--- Do this ---
Emit the data below verbatim, stripping out any pictures.

======== Data

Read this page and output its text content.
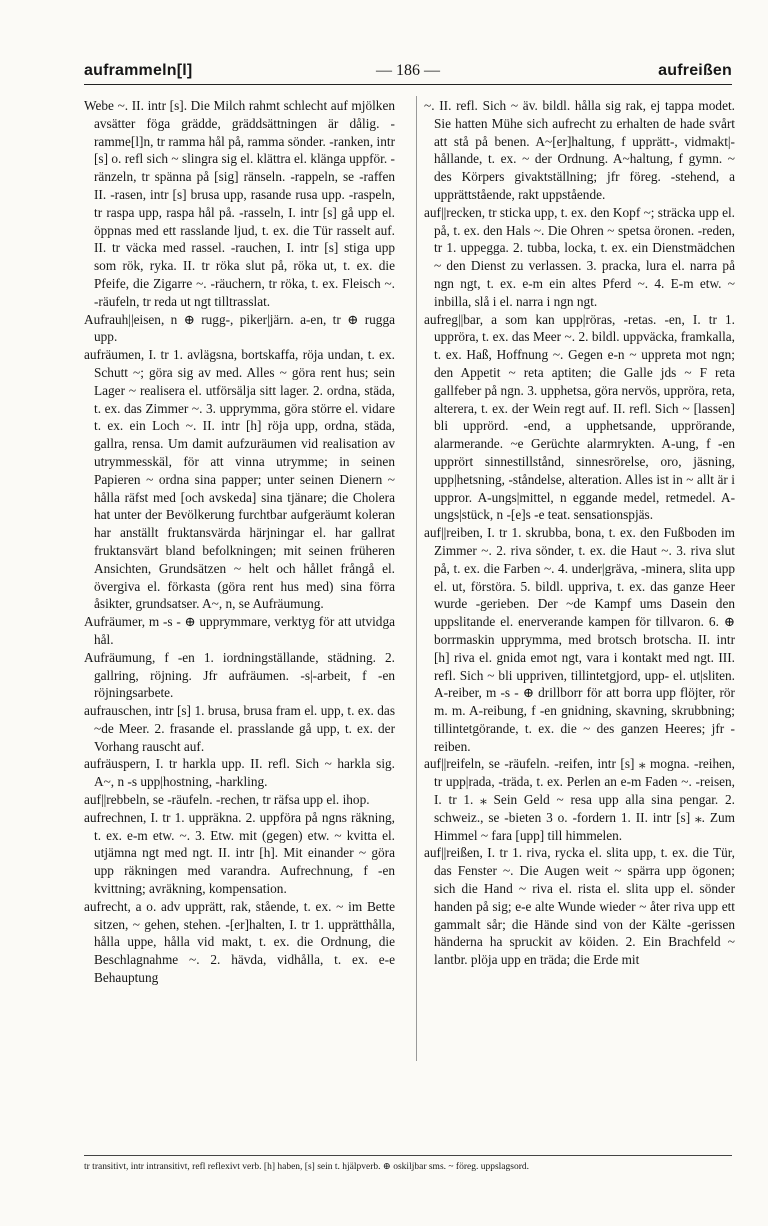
auframmeln[l]	— 186 —	aufreißen

Webe ~. II. intr [s]. Die Milch rahmt schlecht auf mjölken avsätter föga grädde, gräddsättningen är dålig. -ramme[l]n, tr ramma hål på, ramma sönder. -ranken, intr [s] o. refl sich ~ slingra sig el. klättra el. klänga uppför. -ränzeln, tr spänna på [sig] ränseln. -rappeln, se -raffen II. -rasen, intr [s] brusa upp, rasande rusa upp. -raspeln, tr raspa upp, raspa hål på. -rasseln, I. intr [s] gå upp el. öppnas med ett rasslande ljud, t. ex. die Tür rasselt auf. II. tr väcka med rassel. -rauchen, I. intr [s] stiga upp som rök, ryka. II. tr röka slut på, röka ut, t. ex. die Pfeife, die Zigarre ~. -räuchern, tr röka, t. ex. Fleisch ~. -räufeln, tr reda ut ngt tilltrasslat.

Aufrauh||eisen, n ⊕ rugg-, piker|järn. a-en, tr ⊕ rugga upp.

aufräumen, I. tr 1. avlägsna, bortskaffa, röja undan, t. ex. Schutt ~; göra sig av med. Alles ~ göra rent hus; sein Lager ~ realisera el. utförsälja sitt lager. 2. ordna, städa, t. ex. das Zimmer ~. 3. upprymma, göra större el. vidare t. ex. ein Loch ~. II. intr [h] röja upp, ordna, städa, gallra, rensa. Um damit aufzuräumen vid realisation av utrymmesskäl, för att vinna utrymme; in seinen Papieren ~ ordna sina papper; unter seinen Dienern ~ hålla räfst med [och avskeda] sina tjänare; die Cholera hat unter der Bevölkerung furchtbar aufgeräumt koleran har anställt fruktansvärda härjningar el. har gallrat fruktansvärt bland befolkningen; mit seinen früheren Ansichten, Grundsätzen ~ helt och hållet frångå el. övergiva el. förkasta (göra rent hus med) sina förra åsikter, grundsatser. A~, n, se Aufräumung.

Aufräumer, m -s - ⊕ upprymmare, verktyg för att utvidga hål.

Aufräumung, f -en 1. iordningställande, städning. 2. gallring, röjning. Jfr aufräumen. -s|-arbeit, f -en röjningsarbete.

aufrauschen, intr [s] 1. brusa, brusa fram el. upp, t. ex. das ~de Meer. 2. frasande el. prasslande gå upp, t. ex. der Vorhang rauscht auf.

aufräuspern, I. tr harkla upp. II. refl. Sich ~ harkla sig. A~, n -s upp|hostning, -harkling.

auf||rebbeln, se -räufeln. -rechen, tr räfsa upp el. ihop.

aufrechnen, I. tr 1. uppräkna. 2. uppföra på ngns räkning, t. ex. e-m etw. ~. 3. Etw. mit (gegen) etw. ~ kvitta el. utjämna ngt med ngt. II. intr [h]. Mit einander ~ göra upp räkningen med varandra. Aufrechnung, f -en kvittning; avräkning, kompensation.

aufrecht, a o. adv upprätt, rak, stående, t. ex. ~ im Bette sitzen, ~ gehen, stehen. -[er]halten, I. tr 1. upprätthålla, hålla uppe, hålla vid makt, t. ex. die Ordnung, die Beschlagnahme ~. 2. hävda, vidhålla, t. ex. e-e Behauptung

~. II. refl. Sich ~ äv. bildl. hålla sig rak, ej tappa modet. Sie hatten Mühe sich aufrecht zu erhalten de hade svårt att stå på benen. A~[er]haltung, f upprätt-, vidmakt|-hållande, t. ex. ~ der Ordnung. A~haltung, f gymn. ~ des Körpers givaktställning; jfr föreg. -stehend, a upprättstående, rakt uppstående.

auf||recken, tr sticka upp, t. ex. den Kopf ~; sträcka upp el. på, t. ex. den Hals ~. Die Ohren ~ spetsa öronen. -reden, tr 1. uppegga. 2. tubba, locka, t. ex. ein Dienstmädchen ~ den Dienst zu verlassen. 3. pracka, lura el. narra på ngn ngt, t. ex. e-m ein altes Pferd ~. 4. E-m etw. ~ inbilla, slå i el. narra i ngn ngt.

aufreg||bar, a som kan upp|röras, -retas. -en, I. tr 1. uppröra, t. ex. das Meer ~. 2. bildl. uppväcka, framkalla, t. ex. Haß, Hoffnung ~. Gegen e-n ~ uppreta mot ngn; den Appetit ~ reta aptiten; die Galle jds ~ F reta gallfeber på ngn. 3. upphetsa, göra nervös, uppröra, reta, alterera, t. ex. der Wein regt auf. II. refl. Sich ~ [lassen] bli upprörd. -end, a upphetsande, upprörande, alarmerande. ~e Gerüchte alarmrykten. A-ung, f -en upprört sinnestillstånd, sinnesrörelse, oro, jäsning, upp|hetsning, -ståndelse, alteration. Alles ist in ~ allt är i uppror. A-ungs|mittel, n eggande medel, retmedel. A-ungs|stück, n -[e]s -e teat. sensationspjäs.

auf||reiben, I. tr 1. skrubba, bona, t. ex. den Fußboden im Zimmer ~. 2. riva sönder, t. ex. die Haut ~. 3. riva slut på, t. ex. die Farben ~. 4. under|gräva, -minera, slita upp el. ut, förstöra. 5. bildl. uppriva, t. ex. das ganze Heer wurde -gerieben. Der ~de Kampf ums Dasein den uppslitande el. enerverande kampen för tillvaron. 6. ⊕ borrmaskin upprymma, med brotsch brotscha. II. intr [h] riva el. gnida emot ngt, vara i kontakt med ngt. III. refl. Sich ~ bli uppriven, tillintetgjord, upp- el. ut|sliten. A-reiber, m -s - ⊕ drillborr för att borra upp flöjter, rör m. m. A-reibung, f -en gnidning, skavning, skrubbning; tillintetgörande, t. ex. die ~ des ganzen Heeres; jfr -reiben.

auf||reifeln, se -räufeln. -reifen, intr [s] ⁎ mogna. -reihen, tr upp|rada, -träda, t. ex. Perlen an e-m Faden ~. -reisen, I. tr 1. ⁎ Sein Geld ~ resa upp alla sina pengar. 2. schweiz., se -bieten 3 o. -fordern 1. II. intr [s] ⁎. Zum Himmel ~ fara [upp] till himmelen.

auf||reißen, I. tr 1. riva, rycka el. slita upp, t. ex. die Tür, das Fenster ~. Die Augen weit ~ spärra upp ögonen; sich die Hand ~ riva el. rista el. slita upp el. sönder handen på sig; e-e alte Wunde wieder ~ åter riva upp ett gammalt sår; die Hände sind von der Kälte -gerissen händerna ha spruckit av köiden. 2. Ein Brachfeld ~ lantbr. plöja upp en träda; die Erde mit

tr transitivt, intr intransitivt, refl reflexivt verb. [h] haben, [s] sein t. hjälpverb. ⊕ oskiljbar sms. ~ föreg. uppslagsord.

================

--- Solution for this problem ---
Read this page and output its text content.
auframmeln[l]	— 186 —	aufreißen

Webe ~. II. intr [s]. Die Milch rahmt schlecht auf mjölken avsätter föga grädde, gräddsättningen är dålig. -ramme[l]n, tr ramma hål på, ramma sönder. -ranken, intr [s] o. refl sich ~ slingra sig el. klättra el. klänga uppför. -ränzeln, tr spänna på [sig] ränseln. -rappeln, se -raffen II. -rasen, intr [s] brusa upp, rasande rusa upp. -raspeln, tr raspa upp, raspa hål på. -rasseln, I. intr [s] gå upp el. öppnas med ett rasslande ljud, t. ex. die Tür rasselt auf. II. tr väcka med rassel. -rauchen, I. intr [s] stiga upp som rök, ryka. II. tr röka slut på, röka ut, t. ex. die Pfeife, die Zigarre ~. -räuchern, tr röka, t. ex. Fleisch ~. -räufeln, tr reda ut ngt tilltrasslat.

Aufrauh||eisen, n ⊕ rugg-, piker|järn. a-en, tr ⊕ rugga upp.

aufräumen, I. tr 1. avlägsna, bortskaffa, röja undan, t. ex. Schutt ~; göra sig av med. Alles ~ göra rent hus; sein Lager ~ realisera el. utförsälja sitt lager. 2. ordna, städa, t. ex. das Zimmer ~. 3. upprymma, göra större el. vidare t. ex. ein Loch ~. II. intr [h] röja upp, ordna, städa, gallra, rensa. Um damit aufzuräumen vid realisation av utrymmesskäl, för att vinna utrymme; in seinen Papieren ~ ordna sina papper; unter seinen Dienern ~ hålla räfst med [och avskeda] sina tjänare; die Cholera hat unter der Bevölkerung furchtbar aufgeräumt koleran har anställt fruktansvärda härjningar el. har gallrat fruktansvärt bland befolkningen; mit seinen früheren Ansichten, Grundsätzen ~ helt och hållet frångå el. övergiva el. förkasta (göra rent hus med) sina förra åsikter, grundsatser. A~, n, se Aufräumung.

Aufräumer, m -s - ⊕ upprymmare, verktyg för att utvidga hål.

Aufräumung, f -en 1. iordningställande, städning. 2. gallring, röjning. Jfr aufräumen. -s|-arbeit, f -en röjningsarbete.

aufrauschen, intr [s] 1. brusa, brusa fram el. upp, t. ex. das ~de Meer. 2. frasande el. prasslande gå upp, t. ex. der Vorhang rauscht auf.

aufräuspern, I. tr harkla upp. II. refl. Sich ~ harkla sig. A~, n -s upp|hostning, -harkling.

auf||rebbeln, se -räufeln. -rechen, tr räfsa upp el. ihop.

aufrechnen, I. tr 1. uppräkna. 2. uppföra på ngns räkning, t. ex. e-m etw. ~. 3. Etw. mit (gegen) etw. ~ kvitta el. utjämna ngt med ngt. II. intr [h]. Mit einander ~ göra upp räkningen med varandra. Aufrechnung, f -en kvittning; avräkning, kompensation.

aufrecht, a o. adv upprätt, rak, stående, t. ex. ~ im Bette sitzen, ~ gehen, stehen. -[er]halten, I. tr 1. upprätthålla, hålla uppe, hålla vid makt, t. ex. die Ordnung, die Beschlagnahme ~. 2. hävda, vidhålla, t. ex. e-e Behauptung

~. II. refl. Sich ~ äv. bildl. hålla sig rak, ej tappa modet. Sie hatten Mühe sich aufrecht zu erhalten de hade svårt att stå på benen. A~[er]haltung, f upprätt-, vidmakt|-hållande, t. ex. ~ der Ordnung. A~haltung, f gymn. ~ des Körpers givaktställning; jfr föreg. -stehend, a upprättstående, rakt uppstående.

auf||recken, tr sticka upp, t. ex. den Kopf ~; sträcka upp el. på, t. ex. den Hals ~. Die Ohren ~ spetsa öronen. -reden, tr 1. uppegga. 2. tubba, locka, t. ex. ein Dienstmädchen ~ den Dienst zu verlassen. 3. pracka, lura el. narra på ngn ngt, t. ex. e-m ein altes Pferd ~. 4. E-m etw. ~ inbilla, slå i el. narra i ngn ngt.

aufreg||bar, a som kan upp|röras, -retas. -en, I. tr 1. uppröra, t. ex. das Meer ~. 2. bildl. uppväcka, framkalla, t. ex. Haß, Hoffnung ~. Gegen e-n ~ uppreta mot ngn; den Appetit ~ reta aptiten; die Galle jds ~ F reta gallfeber på ngn. 3. upphetsa, göra nervös, uppröra, reta, alterera, t. ex. der Wein regt auf. II. refl. Sich ~ [lassen] bli upprörd. -end, a upphetsande, upprörande, alarmerande. ~e Gerüchte alarmrykten. A-ung, f -en upprört sinnestillstånd, sinnesrörelse, oro, jäsning, upp|hetsning, -ståndelse, alteration. Alles ist in ~ allt är i uppror. A-ungs|mittel, n eggande medel, retmedel. A-ungs|stück, n -[e]s -e teat. sensationspjäs.

auf||reiben, I. tr 1. skrubba, bona, t. ex. den Fußboden im Zimmer ~. 2. riva sönder, t. ex. die Haut ~. 3. riva slut på, t. ex. die Farben ~. 4. under|gräva, -minera, slita upp el. ut, förstöra. 5. bildl. uppriva, t. ex. das ganze Heer wurde -gerieben. Der ~de Kampf ums Dasein den uppslitande el. enerverande kampen för tillvaron. 6. ⊕ borrmaskin upprymma, med brotsch brotscha. II. intr [h] riva el. gnida emot ngt, vara i kontakt med ngt. III. refl. Sich ~ bli uppriven, tillintetgjord, upp- el. ut|sliten. A-reiber, m -s - ⊕ drillborr för att borra upp flöjter, rör m. m. A-reibung, f -en gnidning, skavning, skrubbning; tillintetgörande, t. ex. die ~ des ganzen Heeres; jfr -reiben.

auf||reifeln, se -räufeln. -reifen, intr [s] ⁎ mogna. -reihen, tr upp|rada, -träda, t. ex. Perlen an e-m Faden ~. -reisen, I. tr 1. ⁎ Sein Geld ~ resa upp alla sina pengar. 2. schweiz., se -bieten 3 o. -fordern 1. II. intr [s] ⁎. Zum Himmel ~ fara [upp] till himmelen.

auf||reißen, I. tr 1. riva, rycka el. slita upp, t. ex. die Tür, das Fenster ~. Die Augen weit ~ spärra upp ögonen; sich die Hand ~ riva el. rista el. slita upp el. sönder handen på sig; e-e alte Wunde wieder ~ åter riva upp ett gammalt sår; die Hände sind von der Kälte -gerissen händerna ha spruckit av köiden. 2. Ein Brachfeld ~ lantbr. plöja upp en träda; die Erde mit

tr transitivt, intr intransitivt, refl reflexivt verb. [h] haben, [s] sein t. hjälpverb. ⊕ oskiljbar sms. ~ föreg. uppslagsord.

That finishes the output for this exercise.